---------- SUPPLIED RECORDS ----------

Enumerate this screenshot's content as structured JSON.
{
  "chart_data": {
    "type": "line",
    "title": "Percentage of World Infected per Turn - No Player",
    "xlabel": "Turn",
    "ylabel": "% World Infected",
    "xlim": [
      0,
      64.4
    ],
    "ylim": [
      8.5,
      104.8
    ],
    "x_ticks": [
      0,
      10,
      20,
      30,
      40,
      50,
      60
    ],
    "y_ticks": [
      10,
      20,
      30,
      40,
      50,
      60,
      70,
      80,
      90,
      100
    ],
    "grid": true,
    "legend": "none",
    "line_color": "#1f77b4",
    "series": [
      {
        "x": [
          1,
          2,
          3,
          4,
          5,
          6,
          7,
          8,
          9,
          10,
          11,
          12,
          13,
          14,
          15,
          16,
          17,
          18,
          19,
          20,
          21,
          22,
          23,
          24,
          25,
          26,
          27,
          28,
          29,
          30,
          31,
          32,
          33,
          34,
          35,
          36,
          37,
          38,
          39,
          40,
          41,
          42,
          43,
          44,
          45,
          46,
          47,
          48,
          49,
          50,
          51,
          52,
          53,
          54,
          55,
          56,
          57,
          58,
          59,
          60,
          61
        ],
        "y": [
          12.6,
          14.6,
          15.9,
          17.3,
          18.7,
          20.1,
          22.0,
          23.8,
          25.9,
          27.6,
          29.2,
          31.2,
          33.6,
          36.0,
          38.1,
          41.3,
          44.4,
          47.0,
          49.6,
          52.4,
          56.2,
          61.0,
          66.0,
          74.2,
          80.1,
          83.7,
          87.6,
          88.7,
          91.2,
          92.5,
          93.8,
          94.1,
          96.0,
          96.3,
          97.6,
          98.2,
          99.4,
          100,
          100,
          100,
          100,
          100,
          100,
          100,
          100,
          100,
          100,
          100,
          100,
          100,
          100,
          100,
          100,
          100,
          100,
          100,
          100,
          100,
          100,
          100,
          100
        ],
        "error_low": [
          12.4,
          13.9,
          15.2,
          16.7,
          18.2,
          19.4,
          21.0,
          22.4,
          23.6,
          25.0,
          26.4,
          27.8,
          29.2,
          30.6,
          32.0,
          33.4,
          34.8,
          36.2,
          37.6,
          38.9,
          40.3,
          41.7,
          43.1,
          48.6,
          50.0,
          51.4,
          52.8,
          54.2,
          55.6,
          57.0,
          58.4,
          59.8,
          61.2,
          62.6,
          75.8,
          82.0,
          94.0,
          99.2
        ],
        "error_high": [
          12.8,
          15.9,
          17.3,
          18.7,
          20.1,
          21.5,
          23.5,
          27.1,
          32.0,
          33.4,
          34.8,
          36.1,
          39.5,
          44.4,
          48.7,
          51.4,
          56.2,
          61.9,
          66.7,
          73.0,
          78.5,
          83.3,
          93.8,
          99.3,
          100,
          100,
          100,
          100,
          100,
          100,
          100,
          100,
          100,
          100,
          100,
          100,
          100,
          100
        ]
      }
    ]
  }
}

----------

Reproduce the listing above word for word.

Enumerate this screenshot's content as structured JSON.
{
  "chart_data": {
    "type": "line",
    "title": "Percentage of World Infected per Turn - No Player",
    "xlabel": "Turn",
    "ylabel": "% World Infected",
    "xlim": [
      0,
      64.4
    ],
    "ylim": [
      8.5,
      104.8
    ],
    "x_ticks": [
      0,
      10,
      20,
      30,
      40,
      50,
      60
    ],
    "y_ticks": [
      10,
      20,
      30,
      40,
      50,
      60,
      70,
      80,
      90,
      100
    ],
    "grid": true,
    "legend": "none",
    "line_color": "#1f77b4",
    "series": [
      {
        "x": [
          1,
          2,
          3,
          4,
          5,
          6,
          7,
          8,
          9,
          10,
          11,
          12,
          13,
          14,
          15,
          16,
          17,
          18,
          19,
          20,
          21,
          22,
          23,
          24,
          25,
          26,
          27,
          28,
          29,
          30,
          31,
          32,
          33,
          34,
          35,
          36,
          37,
          38,
          39,
          40,
          41,
          42,
          43,
          44,
          45,
          46,
          47,
          48,
          49,
          50,
          51,
          52,
          53,
          54,
          55,
          56,
          57,
          58,
          59,
          60,
          61
        ],
        "y": [
          12.6,
          14.6,
          15.9,
          17.3,
          18.7,
          20.1,
          22.0,
          23.8,
          25.9,
          27.6,
          29.2,
          31.2,
          33.6,
          36.0,
          38.1,
          41.3,
          44.4,
          47.0,
          49.6,
          52.4,
          56.2,
          61.0,
          66.0,
          74.2,
          80.1,
          83.7,
          87.6,
          88.7,
          91.2,
          92.5,
          93.8,
          94.1,
          96.0,
          96.3,
          97.6,
          98.2,
          99.4,
          100,
          100,
          100,
          100,
          100,
          100,
          100,
          100,
          100,
          100,
          100,
          100,
          100,
          100,
          100,
          100,
          100,
          100,
          100,
          100,
          100,
          100,
          100,
          100
        ],
        "error_low": [
          12.4,
          13.9,
          15.2,
          16.7,
          18.2,
          19.4,
          21.0,
          22.4,
          23.6,
          25.0,
          26.4,
          27.8,
          29.2,
          30.6,
          32.0,
          33.4,
          34.8,
          36.2,
          37.6,
          38.9,
          40.3,
          41.7,
          43.1,
          48.6,
          50.0,
          51.4,
          52.8,
          54.2,
          55.6,
          57.0,
          58.4,
          59.8,
          61.2,
          62.6,
          75.8,
          82.0,
          94.0,
          99.2
        ],
        "error_high": [
          12.8,
          15.9,
          17.3,
          18.7,
          20.1,
          21.5,
          23.5,
          27.1,
          32.0,
          33.4,
          34.8,
          36.1,
          39.5,
          44.4,
          48.7,
          51.4,
          56.2,
          61.9,
          66.7,
          73.0,
          78.5,
          83.3,
          93.8,
          99.3,
          100,
          100,
          100,
          100,
          100,
          100,
          100,
          100,
          100,
          100,
          100,
          100,
          100,
          100
        ]
      }
    ]
  }
}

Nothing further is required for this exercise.